__Direction__
Keep only the lines of the listing that include the word "precisa", and copy them.

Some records
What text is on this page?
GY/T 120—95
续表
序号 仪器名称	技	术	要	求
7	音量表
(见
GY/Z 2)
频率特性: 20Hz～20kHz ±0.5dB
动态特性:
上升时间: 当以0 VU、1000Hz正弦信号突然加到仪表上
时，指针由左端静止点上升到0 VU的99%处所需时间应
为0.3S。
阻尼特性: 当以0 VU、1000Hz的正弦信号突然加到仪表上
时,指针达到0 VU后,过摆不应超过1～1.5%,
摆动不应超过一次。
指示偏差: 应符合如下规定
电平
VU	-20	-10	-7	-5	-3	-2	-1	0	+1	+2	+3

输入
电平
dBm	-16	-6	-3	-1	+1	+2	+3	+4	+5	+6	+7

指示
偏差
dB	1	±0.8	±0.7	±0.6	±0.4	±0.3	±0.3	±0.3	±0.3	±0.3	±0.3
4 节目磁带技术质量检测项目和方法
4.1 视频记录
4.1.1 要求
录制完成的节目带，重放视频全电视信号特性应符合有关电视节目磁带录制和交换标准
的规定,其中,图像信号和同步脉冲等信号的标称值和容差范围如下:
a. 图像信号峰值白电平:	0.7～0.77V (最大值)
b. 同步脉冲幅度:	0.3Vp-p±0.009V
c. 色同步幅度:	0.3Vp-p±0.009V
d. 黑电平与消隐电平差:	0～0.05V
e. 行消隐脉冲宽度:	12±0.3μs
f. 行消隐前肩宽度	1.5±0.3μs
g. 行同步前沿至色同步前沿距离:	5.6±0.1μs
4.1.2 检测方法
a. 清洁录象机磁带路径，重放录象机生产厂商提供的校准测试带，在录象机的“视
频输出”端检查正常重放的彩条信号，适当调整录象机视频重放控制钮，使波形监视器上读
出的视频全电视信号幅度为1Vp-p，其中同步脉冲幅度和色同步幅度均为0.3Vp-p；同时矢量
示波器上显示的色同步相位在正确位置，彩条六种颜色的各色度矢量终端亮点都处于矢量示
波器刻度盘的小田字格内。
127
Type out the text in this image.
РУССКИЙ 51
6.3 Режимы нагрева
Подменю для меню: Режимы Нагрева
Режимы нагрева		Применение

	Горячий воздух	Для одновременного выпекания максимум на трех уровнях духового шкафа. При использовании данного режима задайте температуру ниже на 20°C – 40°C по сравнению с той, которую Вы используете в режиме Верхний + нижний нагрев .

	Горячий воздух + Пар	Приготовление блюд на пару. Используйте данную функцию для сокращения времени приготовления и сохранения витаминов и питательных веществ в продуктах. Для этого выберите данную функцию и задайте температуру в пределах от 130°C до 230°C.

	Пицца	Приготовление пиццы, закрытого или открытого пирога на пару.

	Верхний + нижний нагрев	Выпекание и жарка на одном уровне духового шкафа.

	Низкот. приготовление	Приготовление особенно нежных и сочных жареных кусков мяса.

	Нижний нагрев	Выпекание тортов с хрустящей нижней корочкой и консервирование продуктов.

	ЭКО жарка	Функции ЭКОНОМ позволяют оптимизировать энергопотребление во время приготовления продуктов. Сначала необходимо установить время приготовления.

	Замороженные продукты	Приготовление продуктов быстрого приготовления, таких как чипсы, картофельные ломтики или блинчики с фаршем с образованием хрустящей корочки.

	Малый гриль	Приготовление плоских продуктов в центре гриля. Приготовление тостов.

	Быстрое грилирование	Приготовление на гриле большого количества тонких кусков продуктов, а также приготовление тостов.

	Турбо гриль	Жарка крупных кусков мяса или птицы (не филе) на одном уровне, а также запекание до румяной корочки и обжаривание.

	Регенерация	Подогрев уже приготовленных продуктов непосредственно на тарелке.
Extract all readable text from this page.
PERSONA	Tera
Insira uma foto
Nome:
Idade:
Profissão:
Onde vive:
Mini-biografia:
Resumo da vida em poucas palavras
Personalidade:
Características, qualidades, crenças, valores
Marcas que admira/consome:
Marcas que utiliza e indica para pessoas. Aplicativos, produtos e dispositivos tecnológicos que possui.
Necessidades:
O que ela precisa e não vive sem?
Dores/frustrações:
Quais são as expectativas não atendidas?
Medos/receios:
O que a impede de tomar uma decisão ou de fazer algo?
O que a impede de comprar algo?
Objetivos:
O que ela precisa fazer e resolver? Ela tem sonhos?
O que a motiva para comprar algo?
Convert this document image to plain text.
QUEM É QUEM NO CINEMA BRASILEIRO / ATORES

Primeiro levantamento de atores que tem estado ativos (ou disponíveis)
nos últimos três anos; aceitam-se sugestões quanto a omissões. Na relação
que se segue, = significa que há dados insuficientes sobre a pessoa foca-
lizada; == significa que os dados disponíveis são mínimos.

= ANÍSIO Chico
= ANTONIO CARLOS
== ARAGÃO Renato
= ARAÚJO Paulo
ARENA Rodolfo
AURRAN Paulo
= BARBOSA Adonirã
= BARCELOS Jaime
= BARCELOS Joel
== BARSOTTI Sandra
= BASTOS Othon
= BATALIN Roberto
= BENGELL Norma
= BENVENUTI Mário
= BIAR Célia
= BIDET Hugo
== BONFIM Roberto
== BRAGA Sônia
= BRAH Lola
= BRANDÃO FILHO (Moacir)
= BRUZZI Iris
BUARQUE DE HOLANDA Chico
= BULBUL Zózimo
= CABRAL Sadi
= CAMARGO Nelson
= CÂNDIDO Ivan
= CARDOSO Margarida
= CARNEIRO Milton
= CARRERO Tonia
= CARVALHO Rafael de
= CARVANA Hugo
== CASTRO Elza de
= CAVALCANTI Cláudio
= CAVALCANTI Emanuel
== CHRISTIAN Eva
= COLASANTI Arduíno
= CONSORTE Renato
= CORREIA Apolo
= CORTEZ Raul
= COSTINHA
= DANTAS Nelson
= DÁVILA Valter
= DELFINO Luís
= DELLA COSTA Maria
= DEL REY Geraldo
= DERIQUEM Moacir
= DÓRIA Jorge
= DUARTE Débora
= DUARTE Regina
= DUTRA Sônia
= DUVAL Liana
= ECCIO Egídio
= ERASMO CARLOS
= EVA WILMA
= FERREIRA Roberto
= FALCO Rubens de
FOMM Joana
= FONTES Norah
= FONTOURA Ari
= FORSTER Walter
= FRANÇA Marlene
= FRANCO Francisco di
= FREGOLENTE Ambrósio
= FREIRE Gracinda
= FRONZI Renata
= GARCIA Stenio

__Worked solution__
O que ela precisa e não vive sem?
O que ela precisa fazer e resolver? Ela tem sonhos?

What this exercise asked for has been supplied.